GIVEN TASK: In the material below, find the line with "Decode this image"; set down that line and every line after it to the end, exactly, without pictures.

STORED RECORDS:
────

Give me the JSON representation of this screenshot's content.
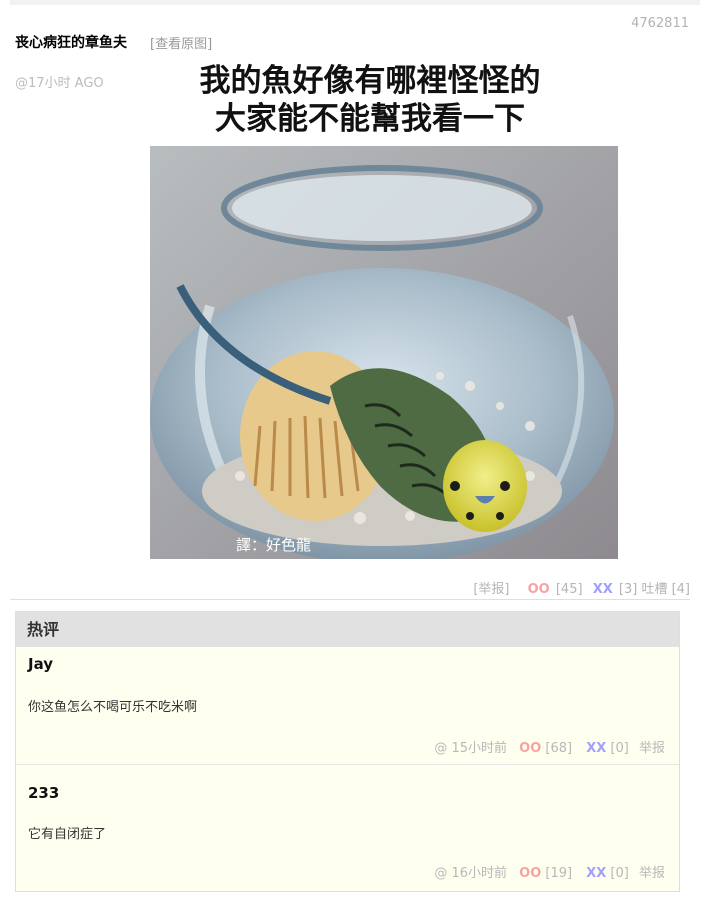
{
  "post": {
    "id": "4762811",
    "author": "丧心病狂的章鱼夫",
    "time": "@17小时 AGO",
    "view_original": "[查看原图]",
    "meme_caption_line1": "我的魚好像有哪裡怪怪的",
    "meme_caption_line2": "大家能不能幫我看一下",
    "meme_watermark": "譯：好色龍",
    "report": "[举报]",
    "oo_label": "OO",
    "oo_count": "[45]",
    "xx_label": "XX",
    "xx_count": "[3]",
    "tucao": "吐槽 [4]"
  },
  "hot_comments": {
    "title": "热评",
    "items": [
      {
        "author": "Jay",
        "text": "你这鱼怎么不喝可乐不吃米啊",
        "at": "@",
        "time": "15小时前",
        "oo_label": "OO",
        "oo_count": "[68]",
        "xx_label": "XX",
        "xx_count": "[0]",
        "report": "举报"
      },
      {
        "author": "233",
        "text": "它有自闭症了",
        "at": "@",
        "time": "16小时前",
        "oo_label": "OO",
        "oo_count": "[19]",
        "xx_label": "XX",
        "xx_count": "[0]",
        "report": "举报"
      }
    ]
  },
  "colors": {
    "oo": "#f7a3a3",
    "xx": "#9fa0ff",
    "hot_header_bg": "#e1e1e1",
    "comment_bg": "#fffff0"
  },
  "icons": {
    "meme_subject": "budgie-in-fishbowl-photo"
  }
}
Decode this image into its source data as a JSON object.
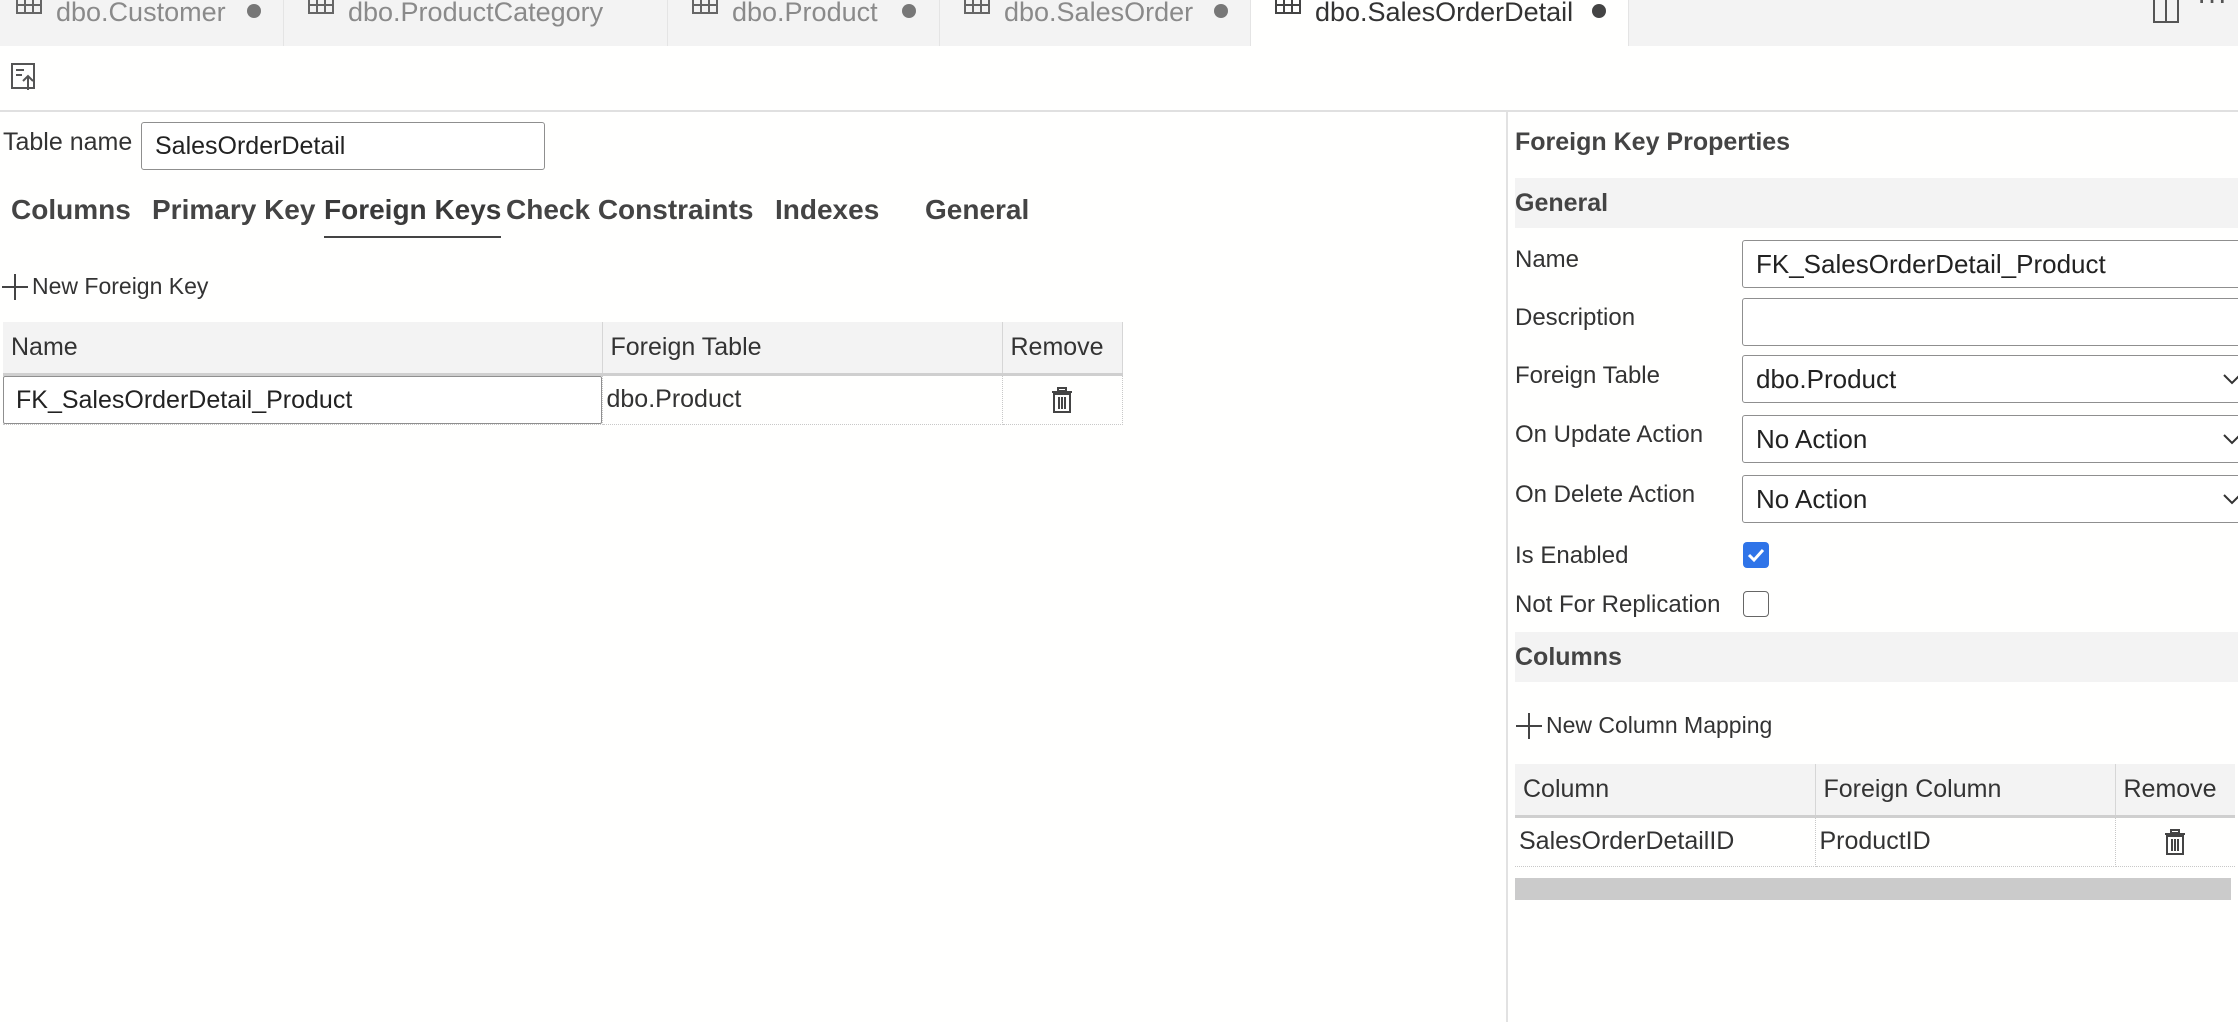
{
  "tabs": [
    {
      "label": "dbo.Customer",
      "icon": "table-icon",
      "modified": true
    },
    {
      "label": "dbo.ProductCategory",
      "icon": "table-icon",
      "modified": false
    },
    {
      "label": "dbo.Product",
      "icon": "table-icon",
      "modified": true
    },
    {
      "label": "dbo.SalesOrder",
      "icon": "table-icon",
      "modified": true
    },
    {
      "label": "dbo.SalesOrderDetail",
      "icon": "table-icon",
      "modified": true,
      "active": true
    }
  ],
  "tabbar_actions": {
    "more": "···"
  },
  "designer": {
    "table_name_label": "Table name",
    "table_name_value": "SalesOrderDetail",
    "tabs": [
      "Columns",
      "Primary Key",
      "Foreign Keys",
      "Check Constraints",
      "Indexes",
      "General"
    ],
    "active_tab": "Foreign Keys",
    "new_foreign_key_label": "New Foreign Key",
    "fk_table": {
      "headers": [
        "Name",
        "Foreign Table",
        "Remove"
      ],
      "rows": [
        {
          "name": "FK_SalesOrderDetail_Product",
          "foreign_table": "dbo.Product"
        }
      ]
    }
  },
  "properties": {
    "title": "Foreign Key Properties",
    "general_section": "General",
    "name_label": "Name",
    "name_value": "FK_SalesOrderDetail_Product",
    "description_label": "Description",
    "description_value": "",
    "foreign_table_label": "Foreign Table",
    "foreign_table_value": "dbo.Product",
    "on_update_label": "On Update Action",
    "on_update_value": "No Action",
    "on_delete_label": "On Delete Action",
    "on_delete_value": "No Action",
    "is_enabled_label": "Is Enabled",
    "is_enabled": true,
    "not_for_replication_label": "Not For Replication",
    "not_for_replication": false,
    "columns_section": "Columns",
    "new_column_mapping_label": "New Column Mapping",
    "mapping_table": {
      "headers": [
        "Column",
        "Foreign Column",
        "Remove"
      ],
      "rows": [
        {
          "column": "SalesOrderDetailID",
          "foreign_column": "ProductID"
        }
      ]
    }
  },
  "colors": {
    "accent": "#2f74e8",
    "tabbar_bg": "#f3f3f3"
  }
}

────

FULL OUTPUT:
Decode this image into its source data as a JSON object.
{
  "tabs": [
    {
      "label": "dbo.Customer",
      "icon": "table-icon",
      "modified": true
    },
    {
      "label": "dbo.ProductCategory",
      "icon": "table-icon",
      "modified": false
    },
    {
      "label": "dbo.Product",
      "icon": "table-icon",
      "modified": true
    },
    {
      "label": "dbo.SalesOrder",
      "icon": "table-icon",
      "modified": true
    },
    {
      "label": "dbo.SalesOrderDetail",
      "icon": "table-icon",
      "modified": true,
      "active": true
    }
  ],
  "tabbar_actions": {
    "more": "···"
  },
  "designer": {
    "table_name_label": "Table name",
    "table_name_value": "SalesOrderDetail",
    "tabs": [
      "Columns",
      "Primary Key",
      "Foreign Keys",
      "Check Constraints",
      "Indexes",
      "General"
    ],
    "active_tab": "Foreign Keys",
    "new_foreign_key_label": "New Foreign Key",
    "fk_table": {
      "headers": [
        "Name",
        "Foreign Table",
        "Remove"
      ],
      "rows": [
        {
          "name": "FK_SalesOrderDetail_Product",
          "foreign_table": "dbo.Product"
        }
      ]
    }
  },
  "properties": {
    "title": "Foreign Key Properties",
    "general_section": "General",
    "name_label": "Name",
    "name_value": "FK_SalesOrderDetail_Product",
    "description_label": "Description",
    "description_value": "",
    "foreign_table_label": "Foreign Table",
    "foreign_table_value": "dbo.Product",
    "on_update_label": "On Update Action",
    "on_update_value": "No Action",
    "on_delete_label": "On Delete Action",
    "on_delete_value": "No Action",
    "is_enabled_label": "Is Enabled",
    "is_enabled": true,
    "not_for_replication_label": "Not For Replication",
    "not_for_replication": false,
    "columns_section": "Columns",
    "new_column_mapping_label": "New Column Mapping",
    "mapping_table": {
      "headers": [
        "Column",
        "Foreign Column",
        "Remove"
      ],
      "rows": [
        {
          "column": "SalesOrderDetailID",
          "foreign_column": "ProductID"
        }
      ]
    }
  },
  "colors": {
    "accent": "#2f74e8",
    "tabbar_bg": "#f3f3f3"
  }
}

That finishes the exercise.